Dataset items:
• • • •

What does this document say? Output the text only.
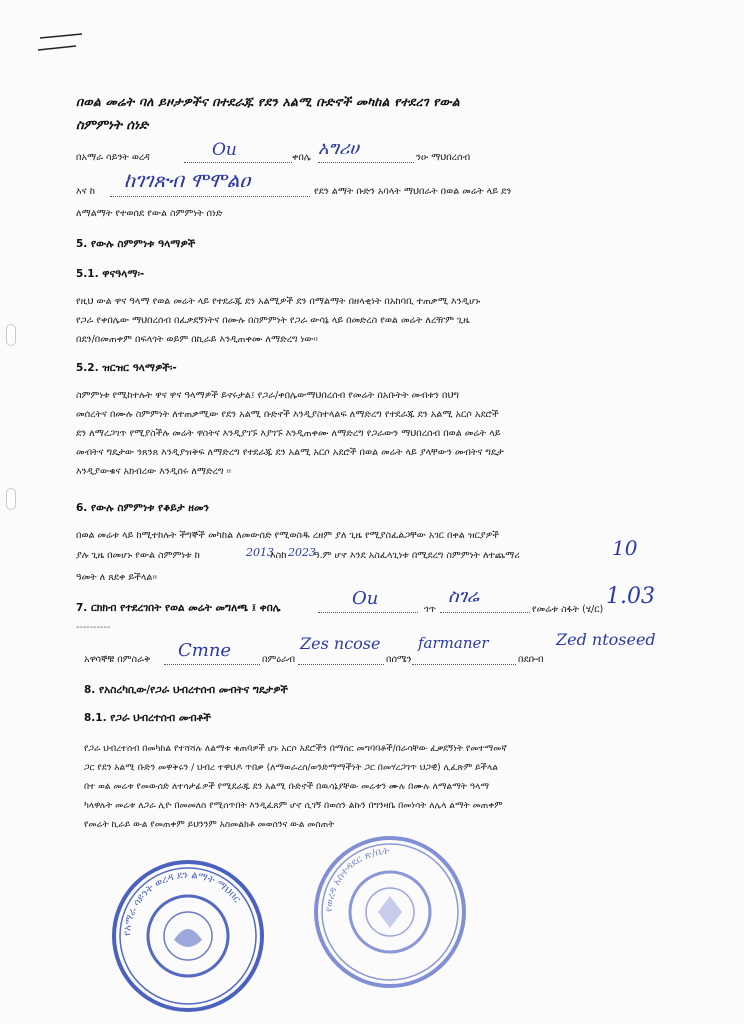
በወል መሬት ባለ ይዞታዎችና በተደራጁ የደን አልሚ ቡድኖች መካከል የተደረገ የውል
ስምምነት ሰነድ
በአማራ ሳይንት ወረዳ	Ou	ቀበሌ አግሪሀ	ንዑ ማህበረሰብ
እና ከ ከገገጽብ ሞሞልዐ	የደን ልማት ቡድን አባላት ማህበራት በወል መሬት ላይ ደን
ለማልማት የተወሰደ የውል ስምምነት ሰነድ
5. የውሉ ስምምነቱ ዓላማዎች
5.1. ዋናዓላማ፡-
የዚህ ውል ዋና ዓላማ የወል መሬት ላይ የተደራጁ ደን አልሚዎች ደን በማልማት በዘላቂነት በአከባቢ ተጠቃሚ እንዲሆኑ
የጋራ የቀበሌው ማህበረሰብ በፈቃደኝነትና በሙሉ በስምምነት የጋራ ውሳኔ ላይ በመድረስ የወል መሬት ለረዥም ጊዜ
በደን/በመጠቀም በፍላጎት ወይም በኪራይ እንዲጠቀሙ ለማድረግ ነው፡፡
5.2. ዝርዝር ዓላማዎች፡-
ስምምነቱ የሚከተሉት ዋና ዋና ዓላማዎች ይኖሩታል፤ የጋራ/ቀበሌውማህበረሰብ የመሬት በአቡትት መብቱን በህግ
መሰረትና በሙሉ ስምምነት ለተጠቃሚው የደን አልሚ ቡድኖች እንዲያስተላልፍ ለማድረግ የተደራጁ ደን አልሚ አርሶ አደሮች
ደን ለማረጋገጥ የሚያስችሉ መሬት ዋስትና እንዲያገኙ እያገኙ እንዲጠቀሙ ለማድረግ የጋራውን ማህበረሰብ በወል መሬት ላይ
መብትና ግዴታው ንጸንጸ እንዲያዝቅፍ ለማድረግ የተደራጁ ደን አልሚ አርሶ አደሮች በወል መሬት ላይ ያላቸውን መብትና ግዴታ
እንዲያውቁና አክብረው እንዲሰሩ ለማድረግ ፡፡
6. የውሉ ስምምነቱ የቆይታ ዘመን
በወል መሬቱ ላይ ከሚተከሉት ችግኞች መካከል ለመውሰድ የሚወስዱ ረዘም ያለ ጊዜ የሚያስፈልጋቸው አገር በቀል ዝርያዎች
ያሉ ጊዜ በመሆኑ የውል ስምምነቱ ከ	2013
እስከ 2023
ዓ.ም ሆኖ እንደ አስፈላጊነቱ በሚደረግ ስምምነት ለተጨማሪ	10
ዓመት ለ ጸደቀ ይችላል፡፡
7. ርክክብ የተደረገበት የወል መሬት መግለጫ ፤ ቀበሌ	Ou
ጎጥ
ስገሬ
የመሬቱ ስፋት (ሄ/ር)
1.03
----------
አዋሳኞቹ በምስራቅ Cmne	በምዕራብ
Zes ncose
በሰሜን
farmaner
በደቡብ
Zed ntoseed
8. የአስረካቢው/የጋራ ህብረተሰብ መብትና ግዴታዎች
8.1. የጋራ ህብረተሰብ መብቶች
የጋራ ህብረተሰብ በመካከል የተሻሻሉ ለልማቱ ቁጠባዎች ሆኑ አርሶ አደሮችን በማሰር መግባባቶች/በራሳቸው ፈቃደኝነት የመተማመኛ
ጋር የደን አልሚ ቡድን መዋቅሩን / ህብረ ተዋህዶ ጥበቃ (ለማወራረስ/ወንድማማችነት ጋር በመሃረጋገጥ ህጋዊ) ሊፈጽም ይችላል
በተ ወል መሬቱ የመውሰድ ለተሳታፊዎች የሚደራጁ ደን አልሚ ቡድኖች በዉሳኔያቸው መሬቱን ሙሉ በሙሉ ለማልማት ዓላማ
ካላዋሉት መሬቱ ለጋራ ሊዮ በመመለስ የሚሰጥበት እንዲፈጸም ሆኖ ሲገኝ በወሰን ልኩን በግንዛቤ በመነሳት ለሌላ ልማት መጠቀም
የመሬት ኪራይ ውል የመጠቀም ይህንንም አስመልክቶ መወሰንና ውል መስጠት
የአማራ ሳይንት ወረዳ ደን ልማት ማህበር
የወረዳ አስተዳደር ጽ/ቤት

• • • •

▸ STATED EXERCISE
Quote the material word for word, dropping any images it holds.

▸ RESPONSE FOR THIS EXERCISE
What does this document say? Output the text only.
በወል መሬት ባለ ይዞታዎችና በተደራጁ የደን አልሚ ቡድኖች መካከል የተደረገ የውል
ስምምነት ሰነድ
በአማራ ሳይንት ወረዳ	Ou	ቀበሌ አግሪሀ	ንዑ ማህበረሰብ
እና ከ ከገገጽብ ሞሞልዐ	የደን ልማት ቡድን አባላት ማህበራት በወል መሬት ላይ ደን
ለማልማት የተወሰደ የውል ስምምነት ሰነድ
5. የውሉ ስምምነቱ ዓላማዎች
5.1. ዋናዓላማ፡-
የዚህ ውል ዋና ዓላማ የወል መሬት ላይ የተደራጁ ደን አልሚዎች ደን በማልማት በዘላቂነት በአከባቢ ተጠቃሚ እንዲሆኑ
የጋራ የቀበሌው ማህበረሰብ በፈቃደኝነትና በሙሉ በስምምነት የጋራ ውሳኔ ላይ በመድረስ የወል መሬት ለረዥም ጊዜ
በደን/በመጠቀም በፍላጎት ወይም በኪራይ እንዲጠቀሙ ለማድረግ ነው፡፡
5.2. ዝርዝር ዓላማዎች፡-
ስምምነቱ የሚከተሉት ዋና ዋና ዓላማዎች ይኖሩታል፤ የጋራ/ቀበሌውማህበረሰብ የመሬት በአቡትት መብቱን በህግ
መሰረትና በሙሉ ስምምነት ለተጠቃሚው የደን አልሚ ቡድኖች እንዲያስተላልፍ ለማድረግ የተደራጁ ደን አልሚ አርሶ አደሮች
ደን ለማረጋገጥ የሚያስችሉ መሬት ዋስትና እንዲያገኙ እያገኙ እንዲጠቀሙ ለማድረግ የጋራውን ማህበረሰብ በወል መሬት ላይ
መብትና ግዴታው ንጸንጸ እንዲያዝቅፍ ለማድረግ የተደራጁ ደን አልሚ አርሶ አደሮች በወል መሬት ላይ ያላቸውን መብትና ግዴታ
እንዲያውቁና አክብረው እንዲሰሩ ለማድረግ ፡፡
6. የውሉ ስምምነቱ የቆይታ ዘመን
በወል መሬቱ ላይ ከሚተከሉት ችግኞች መካከል ለመውሰድ የሚወስዱ ረዘም ያለ ጊዜ የሚያስፈልጋቸው አገር በቀል ዝርያዎች
ያሉ ጊዜ በመሆኑ የውል ስምምነቱ ከ	2013
እስከ 2023
ዓ.ም ሆኖ እንደ አስፈላጊነቱ በሚደረግ ስምምነት ለተጨማሪ	10
ዓመት ለ ጸደቀ ይችላል፡፡
7. ርክክብ የተደረገበት የወል መሬት መግለጫ ፤ ቀበሌ	Ou
ጎጥ
ስገሬ
የመሬቱ ስፋት (ሄ/ር)
1.03
----------
አዋሳኞቹ በምስራቅ Cmne	በምዕራብ
Zes ncose
በሰሜን
farmaner
በደቡብ
Zed ntoseed
8. የአስረካቢው/የጋራ ህብረተሰብ መብትና ግዴታዎች
8.1. የጋራ ህብረተሰብ መብቶች
የጋራ ህብረተሰብ በመካከል የተሻሻሉ ለልማቱ ቁጠባዎች ሆኑ አርሶ አደሮችን በማሰር መግባባቶች/በራሳቸው ፈቃደኝነት የመተማመኛ
ጋር የደን አልሚ ቡድን መዋቅሩን / ህብረ ተዋህዶ ጥበቃ (ለማወራረስ/ወንድማማችነት ጋር በመሃረጋገጥ ህጋዊ) ሊፈጽም ይችላል
በተ ወል መሬቱ የመውሰድ ለተሳታፊዎች የሚደራጁ ደን አልሚ ቡድኖች በዉሳኔያቸው መሬቱን ሙሉ በሙሉ ለማልማት ዓላማ
ካላዋሉት መሬቱ ለጋራ ሊዮ በመመለስ የሚሰጥበት እንዲፈጸም ሆኖ ሲገኝ በወሰን ልኩን በግንዛቤ በመነሳት ለሌላ ልማት መጠቀም
የመሬት ኪራይ ውል የመጠቀም ይህንንም አስመልክቶ መወሰንና ውል መስጠት
የአማራ ሳይንት ወረዳ ደን ልማት ማህበር
የወረዳ አስተዳደር ጽ/ቤት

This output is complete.